▶ Work to complete
In the material below, count the lines with the word "relations" and state that number only.
━━━ Provided entries ━━━
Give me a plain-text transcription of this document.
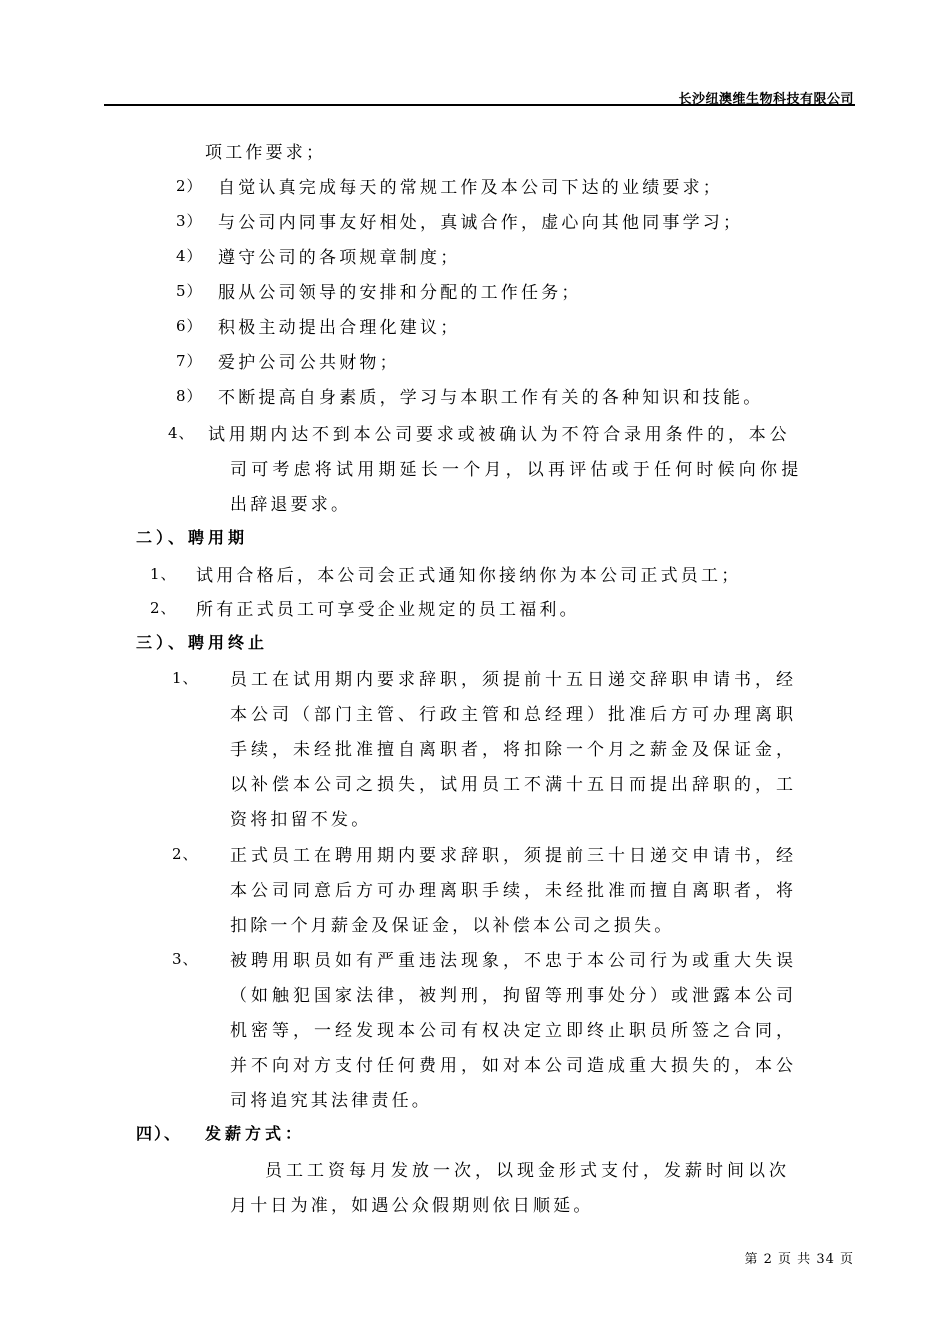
长沙纽澳维生物科技有限公司
项工作要求；
2） 自觉认真完成每天的常规工作及本公司下达的业绩要求；
3） 与公司内同事友好相处，真诚合作，虚心向其他同事学习；
4） 遵守公司的各项规章制度；
5） 服从公司领导的安排和分配的工作任务；
6） 积极主动提出合理化建议；
7） 爱护公司公共财物；
8） 不断提高自身素质，学习与本职工作有关的各种知识和技能。
4、 试用期内达不到本公司要求或被确认为不符合录用条件的，本公
司可考虑将试用期延长一个月，以再评估或于任何时候向你提
出辞退要求。
二）、聘用期
1、 试用合格后，本公司会正式通知你接纳你为本公司正式员工；
2、 所有正式员工可享受企业规定的员工福利。
三）、聘用终止
1、 员工在试用期内要求辞职，须提前十五日递交辞职申请书，经
本公司（部门主管、行政主管和总经理）批准后方可办理离职
手续，未经批准擅自离职者，将扣除一个月之薪金及保证金，
以补偿本公司之损失，试用员工不满十五日而提出辞职的，工
资将扣留不发。
2、 正式员工在聘用期内要求辞职，须提前三十日递交申请书，经
本公司同意后方可办理离职手续，未经批准而擅自离职者，将
扣除一个月薪金及保证金，以补偿本公司之损失。
3、 被聘用职员如有严重违法现象，不忠于本公司行为或重大失误
（如触犯国家法律，被判刑，拘留等刑事处分）或泄露本公司
机密等，一经发现本公司有权决定立即终止职员所签之合同，
并不向对方支付任何费用，如对本公司造成重大损失的，本公
司将追究其法律责任。
四）、 发薪方式：
员工工资每月发放一次，以现金形式支付，发薪时间以次
月十日为准，如遇公众假期则依日顺延。
第 2 页 共 34 页
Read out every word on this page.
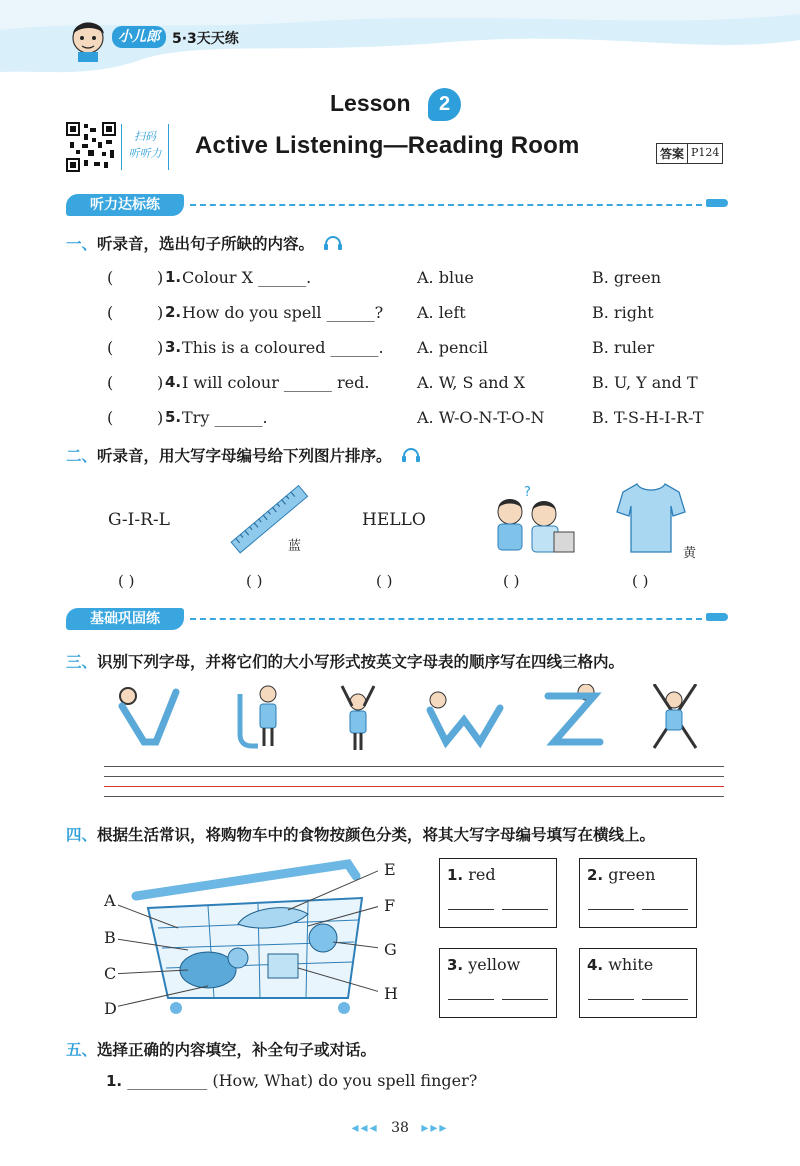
小儿郎 5·3天天练
Lesson	2
Active Listening—Reading Room
扫码
听听力	答案 P124
听力达标练
一、听录音，选出句子所缺的内容。
(	) 1. Colour X ______.	A. blue	B. green
(	) 2. How do you spell ______? A. left	B. right
(	) 3. This is a coloured ______. A. pencil	B. ruler
(	) 4. I will colour ______ red.	A. W, S and X	B. U, Y and T
(	) 5. Try ______.	A. W-O-N-T-O-N	B. T-S-H-I-R-T
二、听录音，用大写字母编号给下列图片排序。
G-I-R-L
蓝
HELLO
?
黄
( )	( )	( )	( )	( )
基础巩固练
三、识别下列字母，并将它们的大小写形式按英文字母表的顺序写在四线三格内。
四、根据生活常识，将购物车中的食物按颜色分类，将其大写字母编号填写在横线上。
A
B
C
D
E
F
G
H
1. red	2. green
3. yellow	4. white
五、选择正确的内容填空，补全句子或对话。
1. __________ (How, What) do you spell finger?
◂◂◂ 38 ▸▸▸
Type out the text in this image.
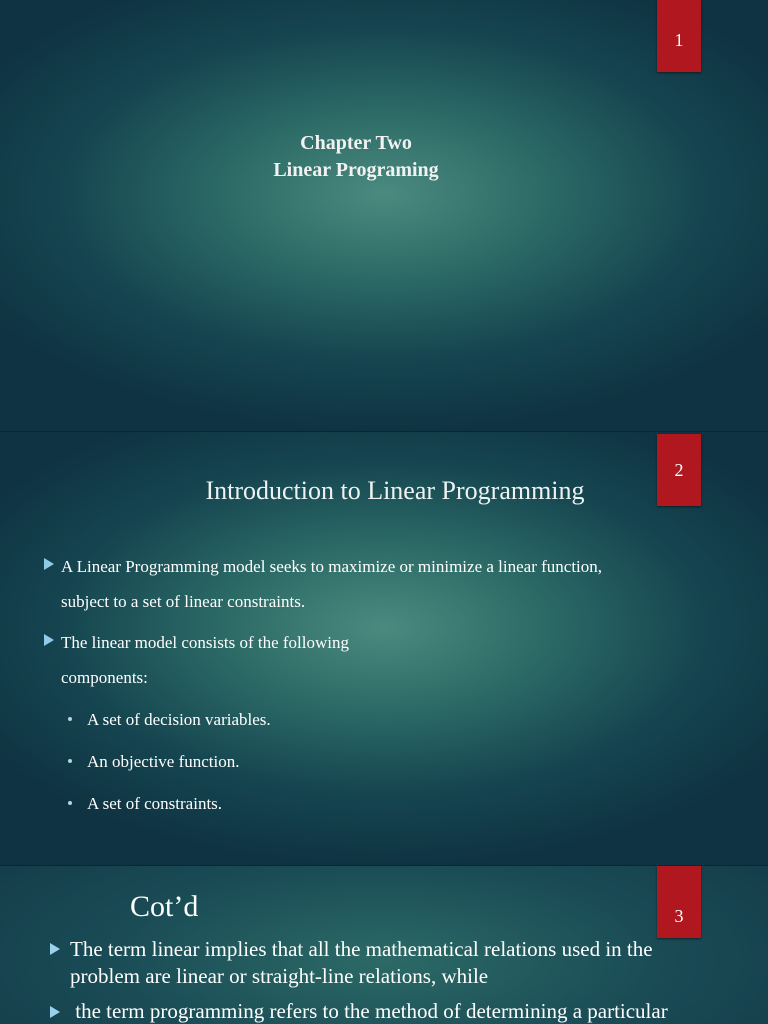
1
Chapter Two
Linear Programing
2
Introduction to Linear Programming
A Linear Programming model seeks to maximize or minimize a linear function,
subject to a set of linear constraints.
The linear model consists of the following
components:
A set of decision variables.
An objective function.
A set of constraints.
3
Cot’d
The term linear implies that all the mathematical relations used in the
problem are linear or straight-line relations, while
the term programming refers to the method of determining a particular
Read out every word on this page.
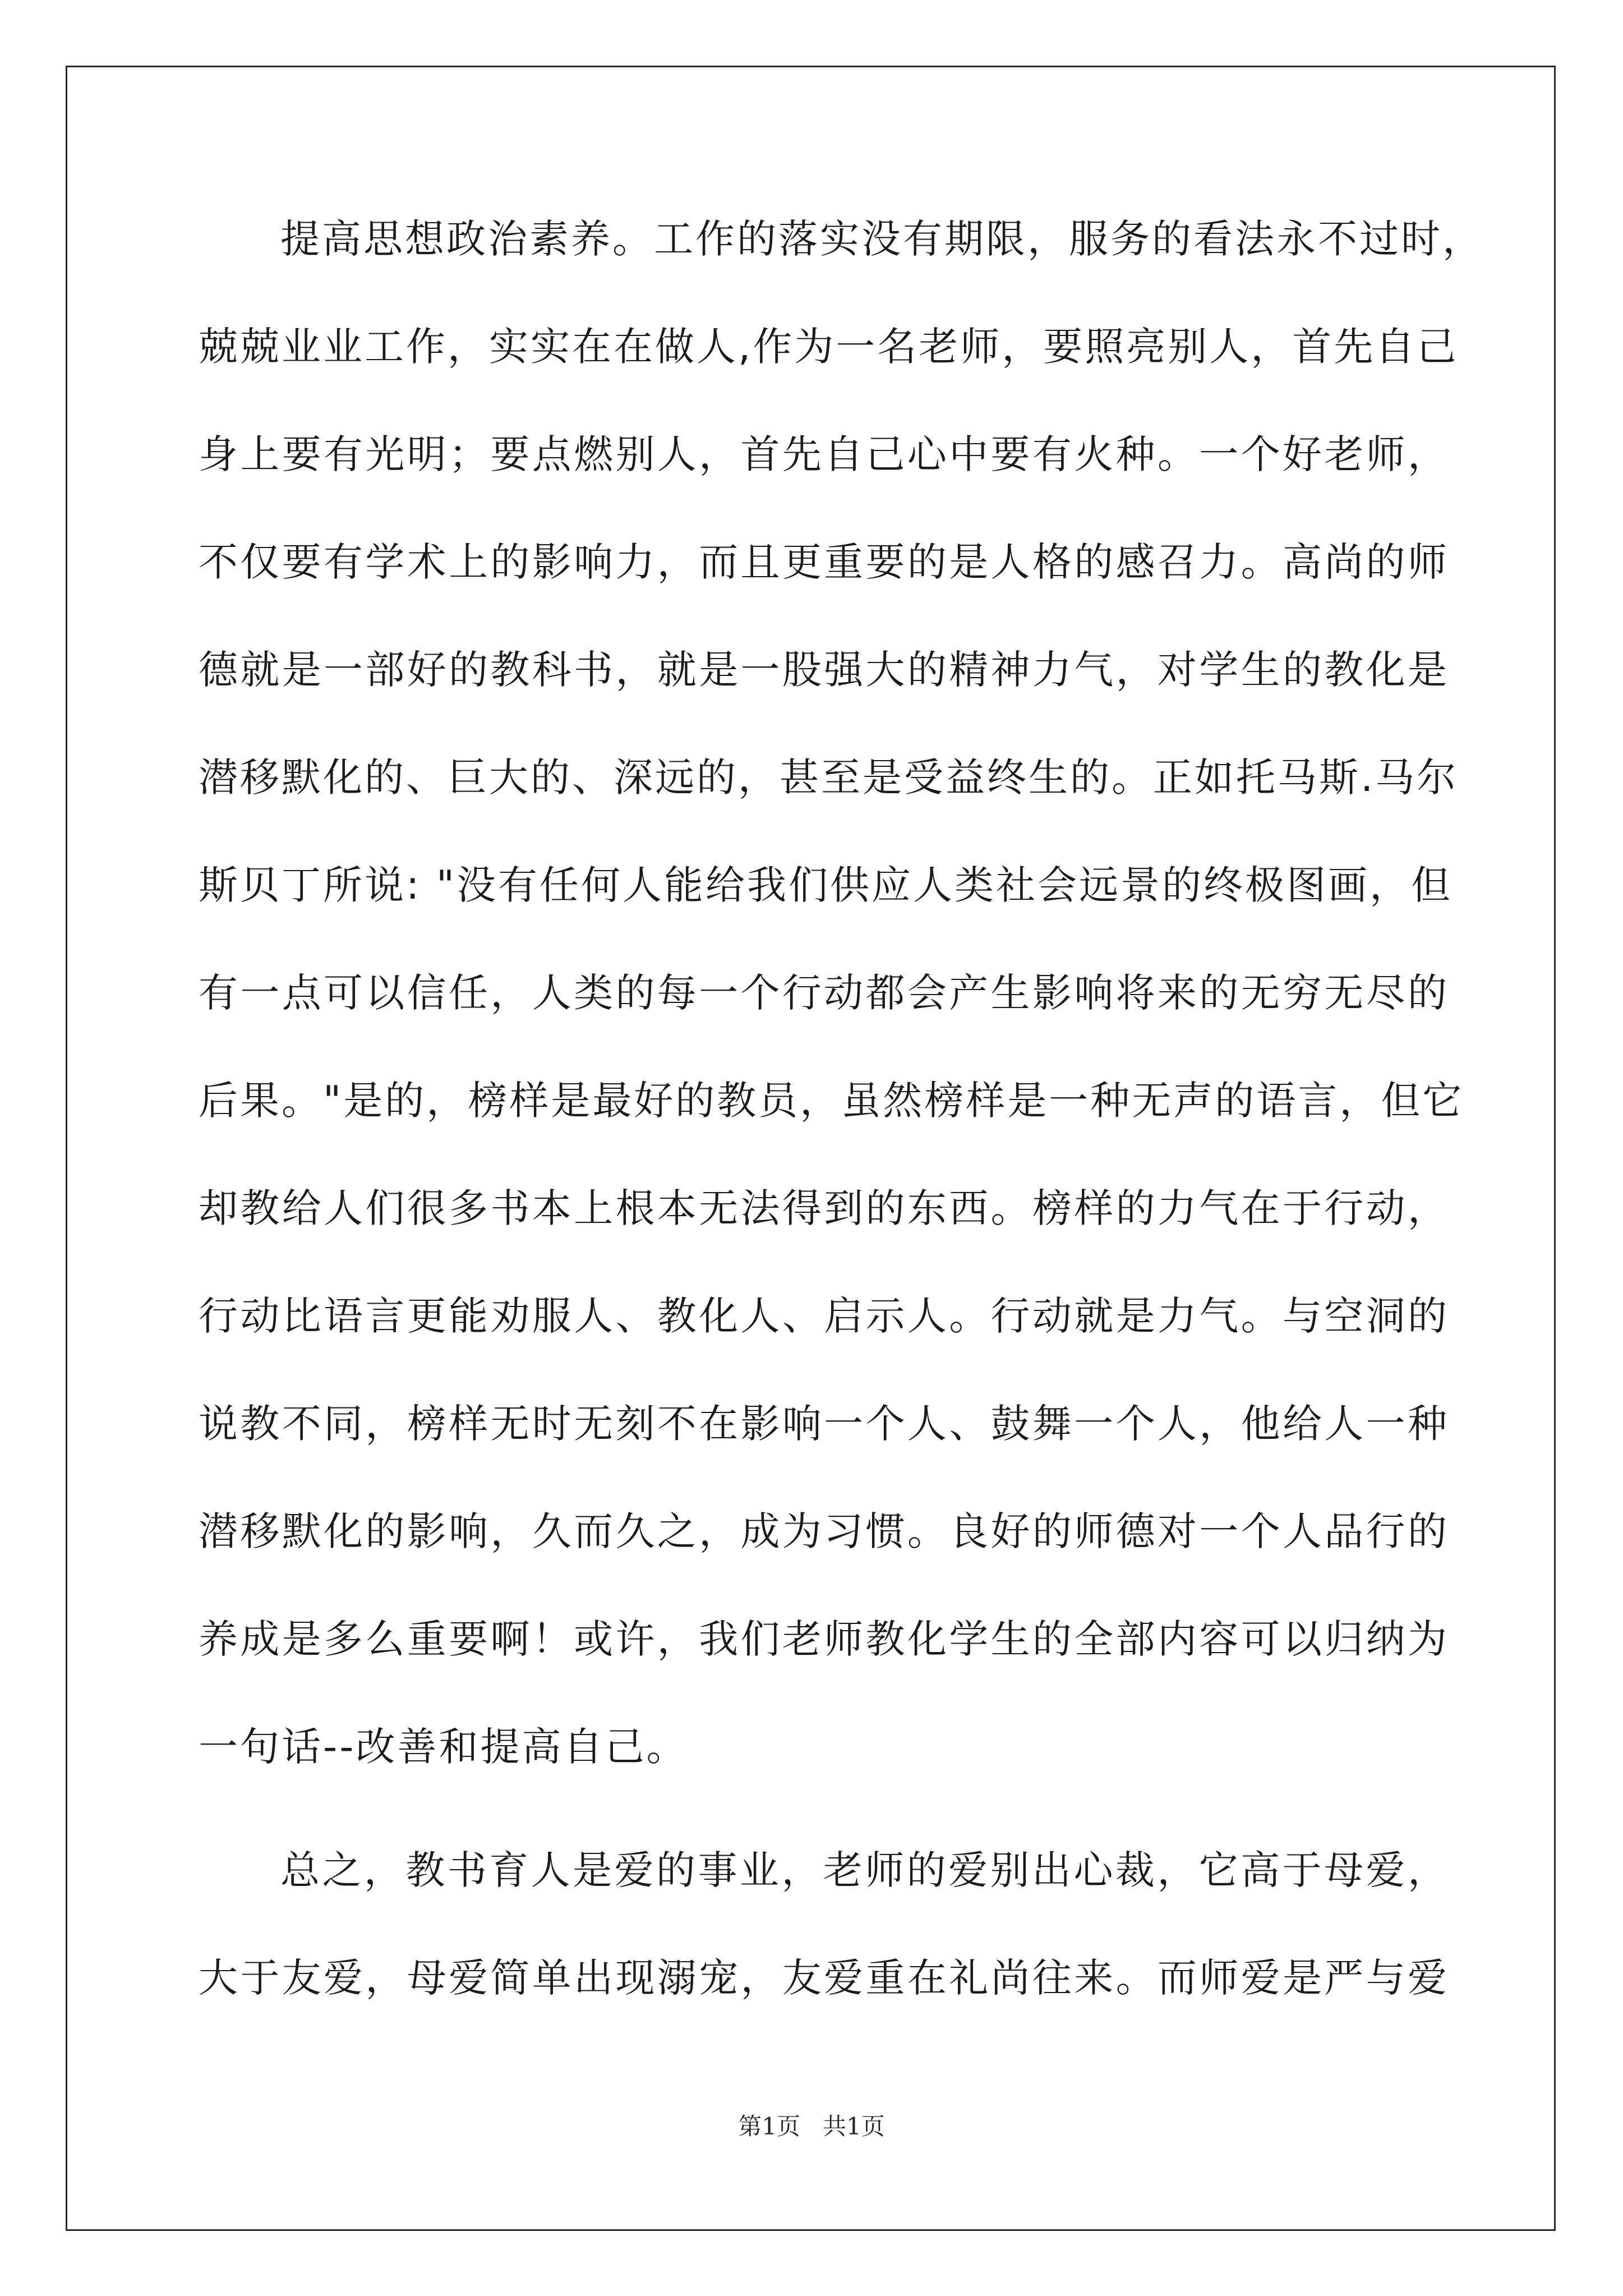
提高思想政治素养。工作的落实没有期限，服务的看法永不过时，
兢兢业业工作，实实在在做人,作为一名老师，要照亮别人，首先自己
身上要有光明；要点燃别人，首先自己心中要有火种。一个好老师，
不仅要有学术上的影响力，而且更重要的是人格的感召力。高尚的师
德就是一部好的教科书，就是一股强大的精神力气，对学生的教化是
潜移默化的、巨大的、深远的，甚至是受益终生的。正如托马斯.马尔
斯贝丁所说: "没有任何人能给我们供应人类社会远景的终极图画，但
有一点可以信任，人类的每一个行动都会产生影响将来的无穷无尽的
后果。"是的，榜样是最好的教员，虽然榜样是一种无声的语言，但它
却教给人们很多书本上根本无法得到的东西。榜样的力气在于行动，
行动比语言更能劝服人、教化人、启示人。行动就是力气。与空洞的
说教不同，榜样无时无刻不在影响一个人、鼓舞一个人，他给人一种
潜移默化的影响，久而久之，成为习惯。良好的师德对一个人品行的
养成是多么重要啊！或许，我们老师教化学生的全部内容可以归纳为
一句话--改善和提高自己。
总之，教书育人是爱的事业，老师的爱别出心裁，它高于母爱，
大于友爱，母爱简单出现溺宠，友爱重在礼尚往来。而师爱是严与爱
第1页   共1页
━━━
▶ Exercise response
2